_What is being asked_: Which lines in the material below contain the word "letter"? Copy each of them.

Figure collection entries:
----------------

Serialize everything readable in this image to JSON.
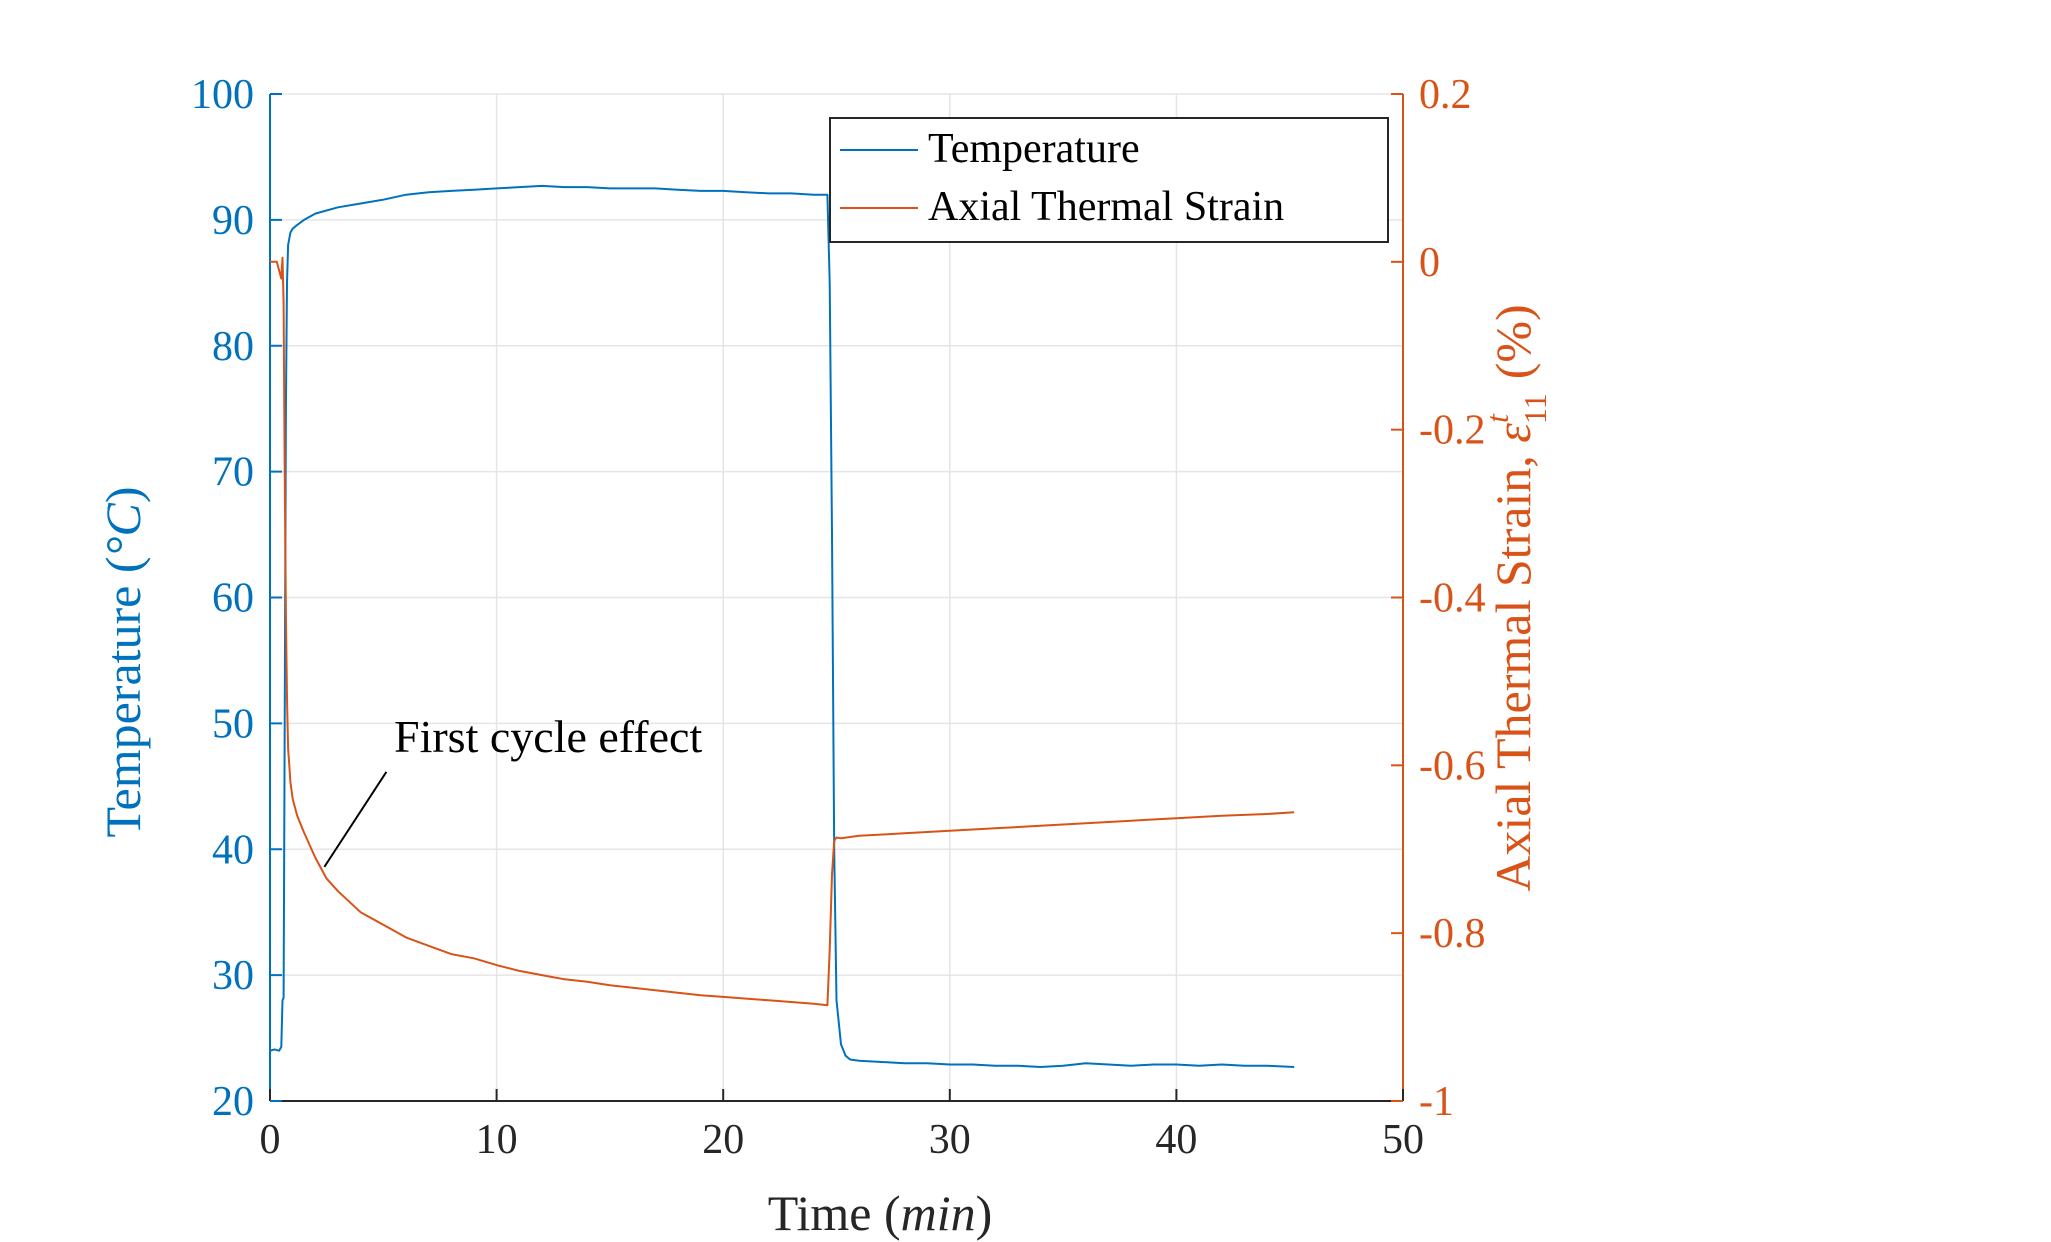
{
  "chart_data": {
    "type": "line",
    "title": "",
    "xlabel": "Time",
    "xlabel_unit": "min",
    "ylabel_left": "Temperature",
    "ylabel_left_unit": "°C",
    "ylabel_right": "Axial Thermal Strain, ",
    "ylabel_right_symbol": "ε",
    "ylabel_right_sup": "t",
    "ylabel_right_sub": "11",
    "ylabel_right_unit": "(%)",
    "xlim": [
      0,
      50
    ],
    "ylim_left": [
      20,
      100
    ],
    "ylim_right": [
      -1,
      0.2
    ],
    "x_ticks": [
      "0",
      "10",
      "20",
      "30",
      "40",
      "50"
    ],
    "y_left_ticks": [
      "20",
      "30",
      "40",
      "50",
      "60",
      "70",
      "80",
      "90",
      "100"
    ],
    "y_right_ticks": [
      "-1",
      "-0.8",
      "-0.6",
      "-0.4",
      "-0.2",
      "0",
      "0.2"
    ],
    "grid": true,
    "legend_position": "top-right",
    "colors": {
      "temperature": "#0072BD",
      "strain": "#D95319",
      "axis_left": "#0072BD",
      "axis_right": "#D95319",
      "grid": "#E5E5E5"
    },
    "series": [
      {
        "name": "Temperature",
        "axis": "left",
        "x": [
          0,
          0.2,
          0.4,
          0.5,
          0.55,
          0.6,
          0.65,
          0.7,
          0.75,
          0.8,
          0.9,
          1.0,
          1.2,
          1.5,
          2,
          3,
          4,
          5,
          6,
          7,
          8,
          9,
          10,
          11,
          12,
          13,
          14,
          15,
          16,
          17,
          18,
          19,
          20,
          21,
          22,
          23,
          24,
          24.6,
          24.7,
          24.8,
          24.9,
          25.0,
          25.2,
          25.4,
          25.6,
          26,
          27,
          28,
          29,
          30,
          31,
          32,
          33,
          34,
          35,
          36,
          37,
          38,
          39,
          40,
          41,
          42,
          43,
          44,
          45.2
        ],
        "values": [
          24.0,
          24.1,
          24.0,
          24.3,
          28.0,
          28.2,
          50,
          75,
          85,
          88.0,
          89.0,
          89.3,
          89.6,
          90.0,
          90.5,
          91.0,
          91.3,
          91.6,
          92.0,
          92.2,
          92.3,
          92.4,
          92.5,
          92.6,
          92.7,
          92.6,
          92.6,
          92.5,
          92.5,
          92.5,
          92.4,
          92.3,
          92.3,
          92.2,
          92.1,
          92.1,
          92.0,
          92.0,
          85,
          65,
          40,
          28,
          24.5,
          23.6,
          23.3,
          23.2,
          23.1,
          23.0,
          23.0,
          22.9,
          22.9,
          22.8,
          22.8,
          22.7,
          22.8,
          23.0,
          22.9,
          22.8,
          22.9,
          22.9,
          22.8,
          22.9,
          22.8,
          22.8,
          22.7
        ]
      },
      {
        "name": "Axial Thermal Strain",
        "axis": "right",
        "x": [
          0,
          0.3,
          0.5,
          0.55,
          0.6,
          0.65,
          0.7,
          0.75,
          0.8,
          0.85,
          0.9,
          1.0,
          1.2,
          1.5,
          2,
          2.5,
          3,
          4,
          5,
          6,
          7,
          8,
          9,
          10,
          11,
          12,
          13,
          14,
          15,
          16,
          17,
          18,
          19,
          20,
          21,
          22,
          23,
          24,
          24.6,
          24.7,
          24.8,
          24.9,
          25.0,
          25.2,
          26,
          28,
          30,
          32,
          34,
          36,
          38,
          40,
          42,
          44,
          45.2
        ],
        "values": [
          0.0,
          0.0,
          -0.02,
          0.005,
          -0.05,
          -0.25,
          -0.42,
          -0.52,
          -0.58,
          -0.6,
          -0.62,
          -0.64,
          -0.66,
          -0.68,
          -0.71,
          -0.735,
          -0.75,
          -0.775,
          -0.79,
          -0.805,
          -0.815,
          -0.825,
          -0.83,
          -0.838,
          -0.845,
          -0.85,
          -0.855,
          -0.858,
          -0.862,
          -0.865,
          -0.868,
          -0.871,
          -0.874,
          -0.876,
          -0.878,
          -0.88,
          -0.882,
          -0.884,
          -0.886,
          -0.82,
          -0.73,
          -0.69,
          -0.686,
          -0.687,
          -0.684,
          -0.681,
          -0.678,
          -0.675,
          -0.672,
          -0.669,
          -0.666,
          -0.663,
          -0.66,
          -0.658,
          -0.656
        ]
      }
    ],
    "annotations": [
      {
        "text": "First cycle effect",
        "target_x": 2.4,
        "target_y_left": 38.6
      }
    ]
  }
}
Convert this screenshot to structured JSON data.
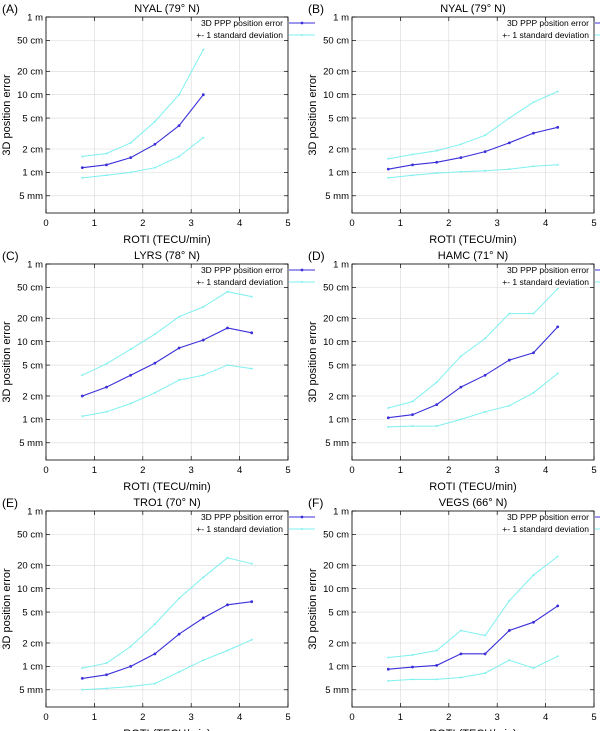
{
  "colors": {
    "main": "#3a2fd9",
    "band": "#7ff0f0",
    "grid": "#d8d8d8"
  },
  "chart_data": [
    {
      "type": "line",
      "letter": "(A)",
      "title": "NYAL (79° N)",
      "xlabel": "ROTI (TECU/min)",
      "ylabel": "3D position error",
      "xlim": [
        0,
        5
      ],
      "ylim_cm": [
        0.3,
        100
      ],
      "yscale": "log",
      "xticks": [
        "0",
        "1",
        "2",
        "3",
        "4",
        "5"
      ],
      "yticks": [
        {
          "label": "1 m",
          "value": 100
        },
        {
          "label": "50 cm",
          "value": 50
        },
        {
          "label": "20 cm",
          "value": 20
        },
        {
          "label": "10 cm",
          "value": 10
        },
        {
          "label": "5 cm",
          "value": 5
        },
        {
          "label": "2 cm",
          "value": 2
        },
        {
          "label": "1 cm",
          "value": 1
        },
        {
          "label": "5 mm",
          "value": 0.5
        }
      ],
      "legend": [
        "3D PPP position error",
        "+- 1 standard deviation"
      ],
      "x": [
        0.75,
        1.25,
        1.75,
        2.25,
        2.75,
        3.25
      ],
      "series": [
        {
          "name": "3D PPP position error",
          "role": "main",
          "values": [
            1.15,
            1.25,
            1.55,
            2.3,
            4.0,
            10.0
          ]
        },
        {
          "name": "+1 standard deviation",
          "role": "band",
          "values": [
            1.6,
            1.75,
            2.4,
            4.5,
            10.0,
            38.0
          ]
        },
        {
          "name": "-1 standard deviation",
          "role": "band",
          "values": [
            0.85,
            0.92,
            1.0,
            1.15,
            1.6,
            2.8
          ]
        }
      ]
    },
    {
      "type": "line",
      "letter": "(B)",
      "title": "NYAL (79° N)",
      "xlabel": "ROTI (TECU/min)",
      "ylabel": "3D position error",
      "xlim": [
        0,
        5
      ],
      "ylim_cm": [
        0.3,
        100
      ],
      "yscale": "log",
      "xticks": [
        "0",
        "1",
        "2",
        "3",
        "4",
        "5"
      ],
      "yticks": [
        {
          "label": "1 m",
          "value": 100
        },
        {
          "label": "50 cm",
          "value": 50
        },
        {
          "label": "20 cm",
          "value": 20
        },
        {
          "label": "10 cm",
          "value": 10
        },
        {
          "label": "5 cm",
          "value": 5
        },
        {
          "label": "2 cm",
          "value": 2
        },
        {
          "label": "1 cm",
          "value": 1
        },
        {
          "label": "5 mm",
          "value": 0.5
        }
      ],
      "legend": [
        "3D PPP position error",
        "+- 1 standard deviation"
      ],
      "x": [
        0.75,
        1.25,
        1.75,
        2.25,
        2.75,
        3.25,
        3.75,
        4.25
      ],
      "series": [
        {
          "name": "3D PPP position error",
          "role": "main",
          "values": [
            1.1,
            1.25,
            1.35,
            1.55,
            1.85,
            2.4,
            3.2,
            3.8
          ]
        },
        {
          "name": "+1 standard deviation",
          "role": "band",
          "values": [
            1.5,
            1.7,
            1.9,
            2.3,
            3.0,
            5.0,
            8.0,
            11.0
          ]
        },
        {
          "name": "-1 standard deviation",
          "role": "band",
          "values": [
            0.85,
            0.92,
            0.98,
            1.02,
            1.05,
            1.1,
            1.2,
            1.25
          ]
        }
      ]
    },
    {
      "type": "line",
      "letter": "(C)",
      "title": "LYRS (78° N)",
      "xlabel": "ROTI (TECU/min)",
      "ylabel": "3D position error",
      "xlim": [
        0,
        5
      ],
      "ylim_cm": [
        0.3,
        100
      ],
      "yscale": "log",
      "xticks": [
        "0",
        "1",
        "2",
        "3",
        "4",
        "5"
      ],
      "yticks": [
        {
          "label": "1 m",
          "value": 100
        },
        {
          "label": "50 cm",
          "value": 50
        },
        {
          "label": "20 cm",
          "value": 20
        },
        {
          "label": "10 cm",
          "value": 10
        },
        {
          "label": "5 cm",
          "value": 5
        },
        {
          "label": "2 cm",
          "value": 2
        },
        {
          "label": "1 cm",
          "value": 1
        },
        {
          "label": "5 mm",
          "value": 0.5
        }
      ],
      "legend": [
        "3D PPP position error",
        "+- 1 standard deviation"
      ],
      "x": [
        0.75,
        1.25,
        1.75,
        2.25,
        2.75,
        3.25,
        3.75,
        4.25
      ],
      "series": [
        {
          "name": "3D PPP position error",
          "role": "main",
          "values": [
            2.0,
            2.6,
            3.7,
            5.3,
            8.3,
            10.5,
            15.0,
            13.0
          ]
        },
        {
          "name": "+1 standard deviation",
          "role": "band",
          "values": [
            3.7,
            5.2,
            8.0,
            12.5,
            21.0,
            28.0,
            44.0,
            38.0
          ]
        },
        {
          "name": "-1 standard deviation",
          "role": "band",
          "values": [
            1.1,
            1.25,
            1.6,
            2.2,
            3.2,
            3.7,
            5.0,
            4.5
          ]
        }
      ]
    },
    {
      "type": "line",
      "letter": "(D)",
      "title": "HAMC (71° N)",
      "xlabel": "ROTI (TECU/min)",
      "ylabel": "3D position error",
      "xlim": [
        0,
        5
      ],
      "ylim_cm": [
        0.3,
        100
      ],
      "yscale": "log",
      "xticks": [
        "0",
        "1",
        "2",
        "3",
        "4",
        "5"
      ],
      "yticks": [
        {
          "label": "1 m",
          "value": 100
        },
        {
          "label": "50 cm",
          "value": 50
        },
        {
          "label": "20 cm",
          "value": 20
        },
        {
          "label": "10 cm",
          "value": 10
        },
        {
          "label": "5 cm",
          "value": 5
        },
        {
          "label": "2 cm",
          "value": 2
        },
        {
          "label": "1 cm",
          "value": 1
        },
        {
          "label": "5 mm",
          "value": 0.5
        }
      ],
      "legend": [
        "3D PPP position error",
        "+- 1 standard deviation"
      ],
      "x": [
        0.75,
        1.25,
        1.75,
        2.25,
        2.75,
        3.25,
        3.75,
        4.25
      ],
      "series": [
        {
          "name": "3D PPP position error",
          "role": "main",
          "values": [
            1.05,
            1.15,
            1.55,
            2.6,
            3.7,
            5.8,
            7.2,
            15.5
          ]
        },
        {
          "name": "+1 standard deviation",
          "role": "band",
          "values": [
            1.4,
            1.7,
            3.0,
            6.5,
            11.0,
            23.0,
            23.0,
            48.0
          ]
        },
        {
          "name": "-1 standard deviation",
          "role": "band",
          "values": [
            0.8,
            0.82,
            0.82,
            1.0,
            1.25,
            1.5,
            2.2,
            3.9
          ]
        }
      ]
    },
    {
      "type": "line",
      "letter": "(E)",
      "title": "TRO1 (70° N)",
      "xlabel": "ROTI (TECU/min)",
      "ylabel": "3D position error",
      "xlim": [
        0,
        5
      ],
      "ylim_cm": [
        0.3,
        100
      ],
      "yscale": "log",
      "xticks": [
        "0",
        "1",
        "2",
        "3",
        "4",
        "5"
      ],
      "yticks": [
        {
          "label": "1 m",
          "value": 100
        },
        {
          "label": "50 cm",
          "value": 50
        },
        {
          "label": "20 cm",
          "value": 20
        },
        {
          "label": "10 cm",
          "value": 10
        },
        {
          "label": "5 cm",
          "value": 5
        },
        {
          "label": "2 cm",
          "value": 2
        },
        {
          "label": "1 cm",
          "value": 1
        },
        {
          "label": "5 mm",
          "value": 0.5
        }
      ],
      "legend": [
        "3D PPP position error",
        "+- 1 standard deviation"
      ],
      "x": [
        0.75,
        1.25,
        1.75,
        2.25,
        2.75,
        3.25,
        3.75,
        4.25
      ],
      "series": [
        {
          "name": "3D PPP position error",
          "role": "main",
          "values": [
            0.7,
            0.78,
            1.0,
            1.45,
            2.6,
            4.2,
            6.2,
            6.8
          ]
        },
        {
          "name": "+1 standard deviation",
          "role": "band",
          "values": [
            0.95,
            1.1,
            1.8,
            3.5,
            7.5,
            14.0,
            25.0,
            21.0
          ]
        },
        {
          "name": "-1 standard deviation",
          "role": "band",
          "values": [
            0.5,
            0.52,
            0.55,
            0.6,
            0.85,
            1.2,
            1.6,
            2.2
          ]
        }
      ]
    },
    {
      "type": "line",
      "letter": "(F)",
      "title": "VEGS (66° N)",
      "xlabel": "ROTI (TECU/min)",
      "ylabel": "3D position error",
      "xlim": [
        0,
        5
      ],
      "ylim_cm": [
        0.3,
        100
      ],
      "yscale": "log",
      "xticks": [
        "0",
        "1",
        "2",
        "3",
        "4",
        "5"
      ],
      "yticks": [
        {
          "label": "1 m",
          "value": 100
        },
        {
          "label": "50 cm",
          "value": 50
        },
        {
          "label": "20 cm",
          "value": 20
        },
        {
          "label": "10 cm",
          "value": 10
        },
        {
          "label": "5 cm",
          "value": 5
        },
        {
          "label": "2 cm",
          "value": 2
        },
        {
          "label": "1 cm",
          "value": 1
        },
        {
          "label": "5 mm",
          "value": 0.5
        }
      ],
      "legend": [
        "3D PPP position error",
        "+- 1 standard deviation"
      ],
      "x": [
        0.75,
        1.25,
        1.75,
        2.25,
        2.75,
        3.25,
        3.75,
        4.25
      ],
      "series": [
        {
          "name": "3D PPP position error",
          "role": "main",
          "values": [
            0.92,
            0.98,
            1.03,
            1.45,
            1.45,
            2.9,
            3.7,
            6.0
          ]
        },
        {
          "name": "+1 standard deviation",
          "role": "band",
          "values": [
            1.3,
            1.4,
            1.6,
            2.9,
            2.5,
            7.0,
            15.0,
            26.0
          ]
        },
        {
          "name": "-1 standard deviation",
          "role": "band",
          "values": [
            0.65,
            0.68,
            0.68,
            0.72,
            0.82,
            1.2,
            0.95,
            1.35
          ]
        }
      ]
    }
  ]
}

----------------

_Result for this exercise_:
      "letter": "(A)",
      "letter": "(B)",
      "letter": "(C)",
      "letter": "(D)",
      "letter": "(E)",
      "letter": "(F)",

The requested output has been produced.